From the entries below, list each line with "Virginia".

(Data excerpts)
-------------------------
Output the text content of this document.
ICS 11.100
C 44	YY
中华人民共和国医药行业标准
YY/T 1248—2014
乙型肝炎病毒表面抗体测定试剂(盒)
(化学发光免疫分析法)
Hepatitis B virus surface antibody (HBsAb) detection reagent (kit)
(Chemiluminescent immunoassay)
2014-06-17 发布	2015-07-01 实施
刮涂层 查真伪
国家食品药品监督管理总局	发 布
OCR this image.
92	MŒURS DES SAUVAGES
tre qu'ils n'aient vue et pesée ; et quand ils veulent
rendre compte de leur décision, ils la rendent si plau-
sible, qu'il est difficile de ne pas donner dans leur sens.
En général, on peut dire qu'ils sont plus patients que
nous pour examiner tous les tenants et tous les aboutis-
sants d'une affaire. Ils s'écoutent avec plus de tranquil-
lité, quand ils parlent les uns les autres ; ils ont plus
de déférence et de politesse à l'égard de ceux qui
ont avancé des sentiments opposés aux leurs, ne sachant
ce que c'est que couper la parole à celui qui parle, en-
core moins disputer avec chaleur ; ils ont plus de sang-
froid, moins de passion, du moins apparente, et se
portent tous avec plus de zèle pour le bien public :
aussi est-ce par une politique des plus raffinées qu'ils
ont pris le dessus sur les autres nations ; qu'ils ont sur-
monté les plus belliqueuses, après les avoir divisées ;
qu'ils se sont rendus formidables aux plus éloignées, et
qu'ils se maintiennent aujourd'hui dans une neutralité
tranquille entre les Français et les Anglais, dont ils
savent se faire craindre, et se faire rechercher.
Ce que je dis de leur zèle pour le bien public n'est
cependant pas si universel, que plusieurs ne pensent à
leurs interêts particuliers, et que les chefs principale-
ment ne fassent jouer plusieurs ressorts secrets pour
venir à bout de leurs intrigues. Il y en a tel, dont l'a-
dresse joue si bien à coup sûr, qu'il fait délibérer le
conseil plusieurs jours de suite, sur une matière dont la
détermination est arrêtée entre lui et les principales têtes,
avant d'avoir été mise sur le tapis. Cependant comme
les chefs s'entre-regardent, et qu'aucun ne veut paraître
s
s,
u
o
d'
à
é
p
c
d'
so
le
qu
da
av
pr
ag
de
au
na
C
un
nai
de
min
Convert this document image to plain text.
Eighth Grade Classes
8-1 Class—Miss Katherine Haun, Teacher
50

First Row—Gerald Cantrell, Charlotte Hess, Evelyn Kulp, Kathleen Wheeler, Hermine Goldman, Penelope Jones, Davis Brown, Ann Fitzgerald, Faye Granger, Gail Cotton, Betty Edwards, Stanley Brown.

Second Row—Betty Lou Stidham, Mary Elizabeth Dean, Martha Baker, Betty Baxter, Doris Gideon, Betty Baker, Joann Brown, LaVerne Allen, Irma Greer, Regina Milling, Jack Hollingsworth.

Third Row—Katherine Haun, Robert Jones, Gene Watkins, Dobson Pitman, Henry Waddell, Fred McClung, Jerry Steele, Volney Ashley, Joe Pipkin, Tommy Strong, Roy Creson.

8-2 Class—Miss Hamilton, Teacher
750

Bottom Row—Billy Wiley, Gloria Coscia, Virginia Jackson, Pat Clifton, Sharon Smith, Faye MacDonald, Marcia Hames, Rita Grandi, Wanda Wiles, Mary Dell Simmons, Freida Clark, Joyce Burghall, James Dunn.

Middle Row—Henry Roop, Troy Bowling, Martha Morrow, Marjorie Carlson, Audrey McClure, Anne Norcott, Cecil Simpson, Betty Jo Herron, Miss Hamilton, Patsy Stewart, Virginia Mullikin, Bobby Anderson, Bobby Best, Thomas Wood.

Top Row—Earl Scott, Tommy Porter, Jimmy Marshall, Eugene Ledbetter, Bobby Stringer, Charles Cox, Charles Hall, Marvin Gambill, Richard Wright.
-------------------------
Answer >>
Bottom Row—Billy Wiley, Gloria Coscia, Virginia Jackson, Pat Clifton, Sharon Smith, Faye MacDonald, Marcia Hames, Rita Grandi, Wanda Wiles, Mary Dell Simmons, Freida Clark, Joyce Burghall, James Dunn.
Middle Row—Henry Roop, Troy Bowling, Martha Morrow, Marjorie Carlson, Audrey McClure, Anne Norcott, Cecil Simpson, Betty Jo Herron, Miss Hamilton, Patsy Stewart, Virginia Mullikin, Bobby Anderson, Bobby Best, Thomas Wood.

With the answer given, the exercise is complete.